Challenge
Drop the pictures, then extract the listing word for word.

#### Data lines

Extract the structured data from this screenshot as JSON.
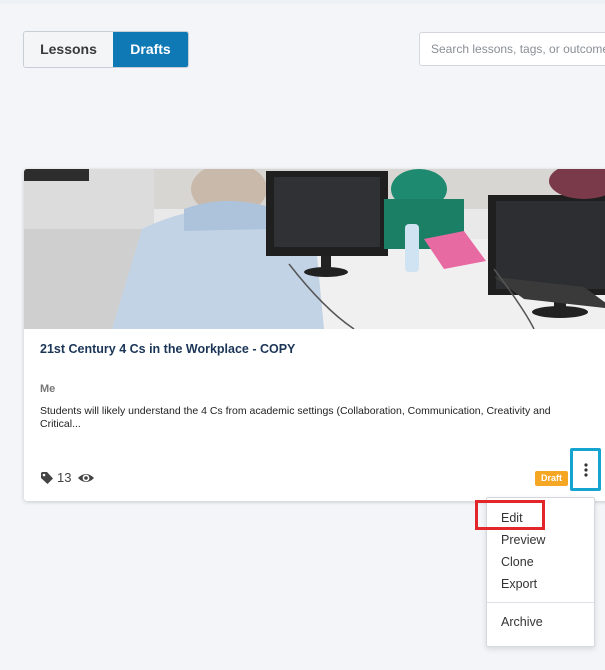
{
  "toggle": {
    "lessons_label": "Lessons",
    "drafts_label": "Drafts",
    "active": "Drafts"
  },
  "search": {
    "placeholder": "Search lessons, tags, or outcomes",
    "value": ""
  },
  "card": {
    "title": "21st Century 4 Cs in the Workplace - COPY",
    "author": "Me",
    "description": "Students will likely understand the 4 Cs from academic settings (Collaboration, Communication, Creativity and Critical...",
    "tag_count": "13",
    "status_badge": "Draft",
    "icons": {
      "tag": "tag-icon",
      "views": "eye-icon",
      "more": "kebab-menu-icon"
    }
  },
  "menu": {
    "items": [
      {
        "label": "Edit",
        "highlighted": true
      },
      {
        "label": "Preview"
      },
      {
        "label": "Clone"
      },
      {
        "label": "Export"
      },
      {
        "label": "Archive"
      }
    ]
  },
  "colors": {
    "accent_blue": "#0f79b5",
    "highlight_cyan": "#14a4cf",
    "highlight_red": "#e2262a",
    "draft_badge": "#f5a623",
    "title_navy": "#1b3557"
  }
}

########

Right answer
Extract the structured data from this screenshot as JSON.
{
  "toggle": {
    "lessons_label": "Lessons",
    "drafts_label": "Drafts",
    "active": "Drafts"
  },
  "search": {
    "placeholder": "Search lessons, tags, or outcomes",
    "value": ""
  },
  "card": {
    "title": "21st Century 4 Cs in the Workplace - COPY",
    "author": "Me",
    "description": "Students will likely understand the 4 Cs from academic settings (Collaboration, Communication, Creativity and Critical...",
    "tag_count": "13",
    "status_badge": "Draft",
    "icons": {
      "tag": "tag-icon",
      "views": "eye-icon",
      "more": "kebab-menu-icon"
    }
  },
  "menu": {
    "items": [
      {
        "label": "Edit",
        "highlighted": true
      },
      {
        "label": "Preview"
      },
      {
        "label": "Clone"
      },
      {
        "label": "Export"
      },
      {
        "label": "Archive"
      }
    ]
  },
  "colors": {
    "accent_blue": "#0f79b5",
    "highlight_cyan": "#14a4cf",
    "highlight_red": "#e2262a",
    "draft_badge": "#f5a623",
    "title_navy": "#1b3557"
  }
}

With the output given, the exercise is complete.